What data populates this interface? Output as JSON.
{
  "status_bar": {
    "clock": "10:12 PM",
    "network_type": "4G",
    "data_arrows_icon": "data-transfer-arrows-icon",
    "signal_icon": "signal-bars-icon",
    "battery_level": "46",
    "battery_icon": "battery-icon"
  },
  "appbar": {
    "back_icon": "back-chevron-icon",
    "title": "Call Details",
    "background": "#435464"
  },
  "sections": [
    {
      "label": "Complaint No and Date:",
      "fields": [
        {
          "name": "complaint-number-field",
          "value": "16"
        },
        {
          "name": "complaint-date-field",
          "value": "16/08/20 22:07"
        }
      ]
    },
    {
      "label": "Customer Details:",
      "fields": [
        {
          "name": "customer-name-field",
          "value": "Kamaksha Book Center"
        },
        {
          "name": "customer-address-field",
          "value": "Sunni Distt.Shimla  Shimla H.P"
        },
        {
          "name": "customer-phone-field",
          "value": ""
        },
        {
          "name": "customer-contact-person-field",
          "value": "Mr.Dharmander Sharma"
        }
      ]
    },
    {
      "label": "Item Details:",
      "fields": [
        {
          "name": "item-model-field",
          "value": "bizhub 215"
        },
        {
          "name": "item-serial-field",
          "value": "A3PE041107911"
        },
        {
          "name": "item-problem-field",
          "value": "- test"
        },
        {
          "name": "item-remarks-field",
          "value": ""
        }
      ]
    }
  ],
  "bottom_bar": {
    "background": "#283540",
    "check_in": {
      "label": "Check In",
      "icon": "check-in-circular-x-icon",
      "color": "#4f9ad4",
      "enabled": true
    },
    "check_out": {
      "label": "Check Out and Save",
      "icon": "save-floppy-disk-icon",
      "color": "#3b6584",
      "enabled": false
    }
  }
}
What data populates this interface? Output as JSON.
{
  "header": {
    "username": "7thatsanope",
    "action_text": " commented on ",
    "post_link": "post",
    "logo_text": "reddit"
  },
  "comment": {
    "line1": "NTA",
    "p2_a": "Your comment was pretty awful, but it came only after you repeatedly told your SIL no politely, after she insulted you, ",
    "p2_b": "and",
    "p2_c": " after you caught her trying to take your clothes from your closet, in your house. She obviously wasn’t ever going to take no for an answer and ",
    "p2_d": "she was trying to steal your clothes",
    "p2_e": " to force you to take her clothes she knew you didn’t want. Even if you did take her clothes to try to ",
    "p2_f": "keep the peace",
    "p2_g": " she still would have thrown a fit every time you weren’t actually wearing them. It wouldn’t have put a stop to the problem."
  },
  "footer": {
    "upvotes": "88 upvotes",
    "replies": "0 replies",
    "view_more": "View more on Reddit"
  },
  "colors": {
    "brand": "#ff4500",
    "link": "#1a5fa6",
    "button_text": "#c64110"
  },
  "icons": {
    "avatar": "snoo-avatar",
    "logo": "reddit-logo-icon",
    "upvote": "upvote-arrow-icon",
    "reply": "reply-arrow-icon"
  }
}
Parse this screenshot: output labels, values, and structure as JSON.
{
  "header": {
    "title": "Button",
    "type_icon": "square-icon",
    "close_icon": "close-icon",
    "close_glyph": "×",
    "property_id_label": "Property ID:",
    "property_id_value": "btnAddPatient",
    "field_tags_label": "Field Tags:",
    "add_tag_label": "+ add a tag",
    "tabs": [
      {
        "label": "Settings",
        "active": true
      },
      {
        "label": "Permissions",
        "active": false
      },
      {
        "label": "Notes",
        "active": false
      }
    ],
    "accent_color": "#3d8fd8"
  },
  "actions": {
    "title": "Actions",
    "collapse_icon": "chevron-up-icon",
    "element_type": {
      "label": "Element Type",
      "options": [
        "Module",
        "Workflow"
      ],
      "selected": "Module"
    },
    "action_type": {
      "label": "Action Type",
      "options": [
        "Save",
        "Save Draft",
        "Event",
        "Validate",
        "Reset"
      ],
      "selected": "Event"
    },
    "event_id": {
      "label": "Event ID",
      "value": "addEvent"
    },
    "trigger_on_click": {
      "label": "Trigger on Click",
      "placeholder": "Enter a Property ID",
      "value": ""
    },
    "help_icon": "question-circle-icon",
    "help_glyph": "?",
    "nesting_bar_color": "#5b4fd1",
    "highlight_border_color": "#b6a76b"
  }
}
______
■ The exercise
Retype the material in full, character for character.

■ The solution
What data populates this interface? Output as JSON.
{
  "status_bar": {
    "clock": "10:12 PM",
    "network_type": "4G",
    "data_arrows_icon": "data-transfer-arrows-icon",
    "signal_icon": "signal-bars-icon",
    "battery_level": "46",
    "battery_icon": "battery-icon"
  },
  "appbar": {
    "back_icon": "back-chevron-icon",
    "title": "Call Details",
    "background": "#435464"
  },
  "sections": [
    {
      "label": "Complaint No and Date:",
      "fields": [
        {
          "name": "complaint-number-field",
          "value": "16"
        },
        {
          "name": "complaint-date-field",
          "value": "16/08/20 22:07"
        }
      ]
    },
    {
      "label": "Customer Details:",
      "fields": [
        {
          "name": "customer-name-field",
          "value": "Kamaksha Book Center"
        },
        {
          "name": "customer-address-field",
          "value": "Sunni Distt.Shimla  Shimla H.P"
        },
        {
          "name": "customer-phone-field",
          "value": ""
        },
        {
          "name": "customer-contact-person-field",
          "value": "Mr.Dharmander Sharma"
        }
      ]
    },
    {
      "label": "Item Details:",
      "fields": [
        {
          "name": "item-model-field",
          "value": "bizhub 215"
        },
        {
          "name": "item-serial-field",
          "value": "A3PE041107911"
        },
        {
          "name": "item-problem-field",
          "value": "- test"
        },
        {
          "name": "item-remarks-field",
          "value": ""
        }
      ]
    }
  ],
  "bottom_bar": {
    "background": "#283540",
    "check_in": {
      "label": "Check In",
      "icon": "check-in-circular-x-icon",
      "color": "#4f9ad4",
      "enabled": true
    },
    "check_out": {
      "label": "Check Out and Save",
      "icon": "save-floppy-disk-icon",
      "color": "#3b6584",
      "enabled": false
    }
  }
}
What data populates this interface? Output as JSON.
{
  "header": {
    "username": "7thatsanope",
    "action_text": " commented on ",
    "post_link": "post",
    "logo_text": "reddit"
  },
  "comment": {
    "line1": "NTA",
    "p2_a": "Your comment was pretty awful, but it came only after you repeatedly told your SIL no politely, after she insulted you, ",
    "p2_b": "and",
    "p2_c": " after you caught her trying to take your clothes from your closet, in your house. She obviously wasn’t ever going to take no for an answer and ",
    "p2_d": "she was trying to steal your clothes",
    "p2_e": " to force you to take her clothes she knew you didn’t want. Even if you did take her clothes to try to ",
    "p2_f": "keep the peace",
    "p2_g": " she still would have thrown a fit every time you weren’t actually wearing them. It wouldn’t have put a stop to the problem."
  },
  "footer": {
    "upvotes": "88 upvotes",
    "replies": "0 replies",
    "view_more": "View more on Reddit"
  },
  "colors": {
    "brand": "#ff4500",
    "link": "#1a5fa6",
    "button_text": "#c64110"
  },
  "icons": {
    "avatar": "snoo-avatar",
    "logo": "reddit-logo-icon",
    "upvote": "upvote-arrow-icon",
    "reply": "reply-arrow-icon"
  }
}
Parse this screenshot: output labels, values, and structure as JSON.
{
  "header": {
    "title": "Button",
    "type_icon": "square-icon",
    "close_icon": "close-icon",
    "close_glyph": "×",
    "property_id_label": "Property ID:",
    "property_id_value": "btnAddPatient",
    "field_tags_label": "Field Tags:",
    "add_tag_label": "+ add a tag",
    "tabs": [
      {
        "label": "Settings",
        "active": true
      },
      {
        "label": "Permissions",
        "active": false
      },
      {
        "label": "Notes",
        "active": false
      }
    ],
    "accent_color": "#3d8fd8"
  },
  "actions": {
    "title": "Actions",
    "collapse_icon": "chevron-up-icon",
    "element_type": {
      "label": "Element Type",
      "options": [
        "Module",
        "Workflow"
      ],
      "selected": "Module"
    },
    "action_type": {
      "label": "Action Type",
      "options": [
        "Save",
        "Save Draft",
        "Event",
        "Validate",
        "Reset"
      ],
      "selected": "Event"
    },
    "event_id": {
      "label": "Event ID",
      "value": "addEvent"
    },
    "trigger_on_click": {
      "label": "Trigger on Click",
      "placeholder": "Enter a Property ID",
      "value": ""
    },
    "help_icon": "question-circle-icon",
    "help_glyph": "?",
    "nesting_bar_color": "#5b4fd1",
    "highlight_border_color": "#b6a76b"
  }
}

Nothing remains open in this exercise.